**Tarefa curta 1**
Segundo o trecho sobre o Disney Channel, desde que ano o canal está no ar por aqui?
**Tarefa curta 2**
Redigite fielmente uma parte do trecho sobre o Disney Channel: comece nas palavras "Hoje na faixa" e pare depois de "de uma era.".

### Trecho de origem ###

No ar por aqui desde 2001, o canal já foi líder de audiência no segmento infantojuvenil e lançou astros teens como Miley Cyrus, Selena Gomez, Demi Lovato, Zac Efron, Zendaya e, mais recentemente, Jenna Ortega, que continuaram se destacando como cantores e atores na idade adulta.

Hoje na faixa dos 20 e dos 30 anos, o público que pegou o auge do canal, com produções como “Hannah Montana”, “High School Musical” e “Sunny entre estrelas”, envelheceu junto com seus ídolos e ainda mantém um vínculo com eles. Mesmo para quem já não assistia ao canal com frequência, a decisão da Disney soou como o fim de uma era.

Durante a infância, o estudante de Economia Paulo Calixto Silva achava que seu destino era casar com Alex Russo, a personagem de Selena Gomez na série “Os feiticeiros de Waverly Place”, produzida entre 2007 e 2012. Também jurava que chegaria a sua vez de protagonizar a vinheta clássica da emissora, em que os ídolos da casa desenhavam o logo da Disney Channel na tela com uma espécie de caneta mágica.

Após fevereiro, as suas atrações favoritas do passado, como “Hannah Montana” e “Sunny e as estrelas”, continuarão disponíveis, como muitas outras que tiveram produção encerrada, no streaming da gigante do entretenimento americano, o Disney+. Ainda assim, o jovem de 22 anos sente uma espécie de vazio com o fim do canal a cabo.

— É triste porque essa geração do meu irmão mais novo, que tem 14 anos e não faz ideia de quem seja Hannah Montana, terá menos chance de conhecer os programas mais antigos — diz Silva, que hoje já não sonha mais em pedir a mão de Selena Gomez, mas ainda assiste ocasionalmente aos programas com seu namorado. — Vai se criar um distanciamento ainda maior entre aquilo que eu vivi e aquilo que as novas gerações vão viver.

### Entradas extraídas ###

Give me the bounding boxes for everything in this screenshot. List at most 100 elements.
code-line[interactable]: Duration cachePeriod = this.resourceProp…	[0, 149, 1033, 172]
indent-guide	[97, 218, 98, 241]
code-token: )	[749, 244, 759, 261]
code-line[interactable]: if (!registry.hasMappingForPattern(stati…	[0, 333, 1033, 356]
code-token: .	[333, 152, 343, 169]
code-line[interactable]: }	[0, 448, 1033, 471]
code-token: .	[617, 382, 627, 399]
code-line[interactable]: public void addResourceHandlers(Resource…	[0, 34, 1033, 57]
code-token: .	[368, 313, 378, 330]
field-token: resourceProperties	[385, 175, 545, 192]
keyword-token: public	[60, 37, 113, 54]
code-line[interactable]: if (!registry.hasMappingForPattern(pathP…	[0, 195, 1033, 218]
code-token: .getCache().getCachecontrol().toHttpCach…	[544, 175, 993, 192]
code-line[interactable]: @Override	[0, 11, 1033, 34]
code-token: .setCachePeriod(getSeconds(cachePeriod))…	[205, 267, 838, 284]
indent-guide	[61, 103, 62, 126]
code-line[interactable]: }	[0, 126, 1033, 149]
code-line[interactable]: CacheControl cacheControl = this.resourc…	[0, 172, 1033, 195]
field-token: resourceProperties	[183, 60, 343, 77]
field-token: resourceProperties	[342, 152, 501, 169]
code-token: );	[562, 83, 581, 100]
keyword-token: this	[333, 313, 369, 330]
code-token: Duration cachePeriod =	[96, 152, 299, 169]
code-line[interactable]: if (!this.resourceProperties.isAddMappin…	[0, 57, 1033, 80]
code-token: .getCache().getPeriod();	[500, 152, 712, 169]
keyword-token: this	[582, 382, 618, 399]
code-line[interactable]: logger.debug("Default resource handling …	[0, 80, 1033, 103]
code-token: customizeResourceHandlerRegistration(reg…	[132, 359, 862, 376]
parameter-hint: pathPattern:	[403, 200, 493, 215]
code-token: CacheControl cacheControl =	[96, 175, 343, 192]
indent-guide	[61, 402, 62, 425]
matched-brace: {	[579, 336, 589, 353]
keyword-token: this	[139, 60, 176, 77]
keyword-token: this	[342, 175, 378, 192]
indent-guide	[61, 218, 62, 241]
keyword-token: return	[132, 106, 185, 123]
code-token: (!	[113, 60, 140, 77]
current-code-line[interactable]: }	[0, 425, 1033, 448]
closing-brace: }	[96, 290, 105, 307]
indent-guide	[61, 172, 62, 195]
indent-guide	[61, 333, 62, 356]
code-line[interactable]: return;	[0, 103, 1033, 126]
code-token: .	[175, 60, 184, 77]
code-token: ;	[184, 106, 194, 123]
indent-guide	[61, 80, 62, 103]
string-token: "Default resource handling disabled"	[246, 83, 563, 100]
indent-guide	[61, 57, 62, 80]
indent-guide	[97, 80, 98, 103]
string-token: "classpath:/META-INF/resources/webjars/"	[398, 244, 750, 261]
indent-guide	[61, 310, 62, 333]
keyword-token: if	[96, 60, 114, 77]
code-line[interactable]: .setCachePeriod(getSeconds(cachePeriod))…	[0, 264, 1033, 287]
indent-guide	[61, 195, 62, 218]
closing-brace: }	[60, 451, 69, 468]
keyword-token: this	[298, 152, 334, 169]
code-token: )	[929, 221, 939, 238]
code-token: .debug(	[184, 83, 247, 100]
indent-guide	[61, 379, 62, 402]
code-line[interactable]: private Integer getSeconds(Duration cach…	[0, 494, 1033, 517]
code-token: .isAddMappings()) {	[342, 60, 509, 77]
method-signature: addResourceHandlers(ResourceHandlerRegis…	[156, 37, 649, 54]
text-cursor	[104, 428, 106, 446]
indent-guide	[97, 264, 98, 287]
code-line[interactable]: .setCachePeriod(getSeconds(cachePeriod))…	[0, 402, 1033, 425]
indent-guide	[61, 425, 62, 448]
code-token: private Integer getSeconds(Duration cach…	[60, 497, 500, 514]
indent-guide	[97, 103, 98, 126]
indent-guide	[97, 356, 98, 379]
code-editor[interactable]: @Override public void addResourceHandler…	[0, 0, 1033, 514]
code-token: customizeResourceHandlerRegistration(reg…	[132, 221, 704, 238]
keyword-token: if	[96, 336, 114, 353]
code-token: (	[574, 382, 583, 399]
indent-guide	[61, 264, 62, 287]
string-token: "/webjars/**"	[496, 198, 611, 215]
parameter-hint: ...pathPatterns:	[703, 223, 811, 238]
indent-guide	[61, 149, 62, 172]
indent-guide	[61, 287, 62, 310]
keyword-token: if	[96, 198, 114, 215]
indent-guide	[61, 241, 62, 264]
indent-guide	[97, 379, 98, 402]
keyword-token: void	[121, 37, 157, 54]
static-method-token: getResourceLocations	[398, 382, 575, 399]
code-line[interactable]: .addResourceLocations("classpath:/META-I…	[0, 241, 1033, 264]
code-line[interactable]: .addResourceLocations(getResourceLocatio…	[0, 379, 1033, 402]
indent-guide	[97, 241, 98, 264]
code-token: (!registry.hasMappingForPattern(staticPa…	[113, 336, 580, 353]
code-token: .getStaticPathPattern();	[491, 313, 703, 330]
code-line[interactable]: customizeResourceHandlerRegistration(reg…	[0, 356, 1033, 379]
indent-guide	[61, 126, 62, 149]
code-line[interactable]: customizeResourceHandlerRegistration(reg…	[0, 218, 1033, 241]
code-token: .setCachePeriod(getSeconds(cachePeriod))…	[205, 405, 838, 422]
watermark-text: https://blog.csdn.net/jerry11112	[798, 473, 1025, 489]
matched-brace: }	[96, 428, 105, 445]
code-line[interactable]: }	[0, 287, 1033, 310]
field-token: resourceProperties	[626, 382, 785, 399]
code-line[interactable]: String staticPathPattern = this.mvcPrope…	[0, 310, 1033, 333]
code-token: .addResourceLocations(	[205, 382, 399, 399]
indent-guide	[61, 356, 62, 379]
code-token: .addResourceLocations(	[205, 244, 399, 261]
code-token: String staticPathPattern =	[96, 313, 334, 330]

###

**Resultado correto 1**
Desde 2001.

**Resultado correto 2**
Hoje na faixa dos 20 e dos 30 anos, o público que pegou o auge do canal, com produções como “Hannah Montana”, “High School Musical” e “Sunny entre estrelas”, envelheceu junto com seus ídolos e ainda mantém um vínculo com eles. Mesmo para quem já não assistia ao canal com frequência, a decisão da Disney soou como o fim de uma era.